- Extract to read -
╭──

Such was the strength of the church; but she had also her weakness. The "least erected spirit" had crawled into the consistory. John of Salisbury complains to his patron, that "Rome was never proof against bribes." The anomalous character, also, of the Papal government impaired the majesty of the Papal office. The successor of St. Peter might be turned adrift by a vile Roman mob. The twelfth century, too, was the harvest time of antipopes. No less than eight appeared in that period. To supplant a rival, pontiffs stooped to buy the favor of powerful princes by positive concessions or permissive silence. It would not do for Alexander to provoke too far the anger of Henry of England, while his own chair was tottering under the rude arm of Barbarossa. The head of the church, too, was jealous of the bishops. He feared to strengthen their hands overmuch, lest they should wax fat and kick. He was not reluctant to keep in motion an under-current of jealousy and insubordination, to remind them of their dependence on Rome. The sovereign, by virtue of his station, could forbid ecclesiastics to leave his kingdom, and blockade the ports, alike to keep in the runaways and keep out all messengers from the Pope. By dividing the spiritual house against itself, he also gained time, and occasionally his point.

╰──

- Exercise -
In the text on the twelfth-century church, why did the head of the church keep an under-current of jealousy and insubordination in motion among the bishops? Answer in one to three sentences. The lines after this point aren't needed.

- Dataset content -
╭──

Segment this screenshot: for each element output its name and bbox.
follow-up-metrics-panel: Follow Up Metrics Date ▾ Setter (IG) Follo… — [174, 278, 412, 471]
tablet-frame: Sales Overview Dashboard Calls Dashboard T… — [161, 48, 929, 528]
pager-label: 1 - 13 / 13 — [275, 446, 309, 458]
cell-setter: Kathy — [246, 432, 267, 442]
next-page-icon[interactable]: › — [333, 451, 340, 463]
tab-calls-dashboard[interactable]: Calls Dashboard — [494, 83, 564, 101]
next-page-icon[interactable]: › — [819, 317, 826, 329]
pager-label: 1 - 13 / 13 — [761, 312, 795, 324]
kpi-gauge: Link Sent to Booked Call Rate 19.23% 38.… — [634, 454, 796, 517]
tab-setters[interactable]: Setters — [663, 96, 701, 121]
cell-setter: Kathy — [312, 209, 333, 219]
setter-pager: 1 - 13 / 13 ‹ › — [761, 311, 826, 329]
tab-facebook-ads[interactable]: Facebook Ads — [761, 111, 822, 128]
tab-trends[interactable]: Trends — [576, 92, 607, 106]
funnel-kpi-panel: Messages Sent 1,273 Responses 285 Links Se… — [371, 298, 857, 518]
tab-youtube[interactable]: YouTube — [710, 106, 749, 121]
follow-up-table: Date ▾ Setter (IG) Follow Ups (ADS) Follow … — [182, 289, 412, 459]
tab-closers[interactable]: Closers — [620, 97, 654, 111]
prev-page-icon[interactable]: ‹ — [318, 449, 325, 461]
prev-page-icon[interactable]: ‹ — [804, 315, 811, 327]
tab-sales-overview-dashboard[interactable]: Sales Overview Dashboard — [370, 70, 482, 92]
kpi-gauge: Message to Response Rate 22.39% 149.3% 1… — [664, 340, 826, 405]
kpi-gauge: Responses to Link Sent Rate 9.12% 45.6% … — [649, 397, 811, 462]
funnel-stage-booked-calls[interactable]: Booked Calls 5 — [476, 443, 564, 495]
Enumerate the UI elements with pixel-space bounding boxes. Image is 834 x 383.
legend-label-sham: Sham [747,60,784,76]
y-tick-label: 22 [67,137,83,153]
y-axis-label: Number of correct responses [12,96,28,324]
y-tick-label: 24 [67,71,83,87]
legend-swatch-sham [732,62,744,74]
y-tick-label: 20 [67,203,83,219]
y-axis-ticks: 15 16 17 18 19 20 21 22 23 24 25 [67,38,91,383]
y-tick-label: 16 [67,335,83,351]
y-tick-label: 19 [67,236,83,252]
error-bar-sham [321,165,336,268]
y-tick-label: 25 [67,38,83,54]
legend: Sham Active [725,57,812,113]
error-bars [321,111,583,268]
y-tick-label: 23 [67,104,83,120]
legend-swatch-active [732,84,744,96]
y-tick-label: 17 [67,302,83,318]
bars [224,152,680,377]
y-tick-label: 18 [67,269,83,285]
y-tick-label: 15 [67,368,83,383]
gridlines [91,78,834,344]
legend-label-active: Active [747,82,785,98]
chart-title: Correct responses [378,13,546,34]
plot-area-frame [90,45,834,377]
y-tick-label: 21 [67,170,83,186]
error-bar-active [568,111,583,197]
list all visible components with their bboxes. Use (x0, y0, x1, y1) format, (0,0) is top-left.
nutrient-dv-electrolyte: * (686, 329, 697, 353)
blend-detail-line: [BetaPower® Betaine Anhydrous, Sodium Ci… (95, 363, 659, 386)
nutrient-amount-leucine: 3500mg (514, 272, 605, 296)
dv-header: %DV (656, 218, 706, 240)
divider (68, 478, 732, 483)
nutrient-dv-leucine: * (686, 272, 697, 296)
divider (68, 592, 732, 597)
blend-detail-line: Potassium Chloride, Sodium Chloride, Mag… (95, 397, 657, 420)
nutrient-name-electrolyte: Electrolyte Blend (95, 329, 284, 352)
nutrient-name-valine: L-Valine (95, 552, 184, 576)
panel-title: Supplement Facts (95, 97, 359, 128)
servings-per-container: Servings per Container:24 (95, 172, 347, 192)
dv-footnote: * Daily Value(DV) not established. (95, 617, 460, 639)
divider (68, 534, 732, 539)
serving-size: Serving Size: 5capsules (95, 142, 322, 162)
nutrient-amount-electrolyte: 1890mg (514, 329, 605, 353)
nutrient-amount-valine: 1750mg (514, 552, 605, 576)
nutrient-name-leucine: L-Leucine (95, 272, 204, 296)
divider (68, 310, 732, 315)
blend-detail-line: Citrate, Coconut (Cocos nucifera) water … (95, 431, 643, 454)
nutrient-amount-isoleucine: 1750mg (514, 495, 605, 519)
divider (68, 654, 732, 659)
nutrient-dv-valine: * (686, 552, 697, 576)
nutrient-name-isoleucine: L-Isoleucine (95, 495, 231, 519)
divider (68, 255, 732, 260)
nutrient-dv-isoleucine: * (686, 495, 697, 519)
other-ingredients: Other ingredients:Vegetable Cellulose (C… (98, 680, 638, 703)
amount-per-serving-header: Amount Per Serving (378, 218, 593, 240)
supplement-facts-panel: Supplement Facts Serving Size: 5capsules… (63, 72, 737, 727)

╰──

- Task solution -
He was jealous of the bishops and feared that giving them too much strength would make them grow fat and kick. Keeping that under-current alive reminded them that they depended on Rome.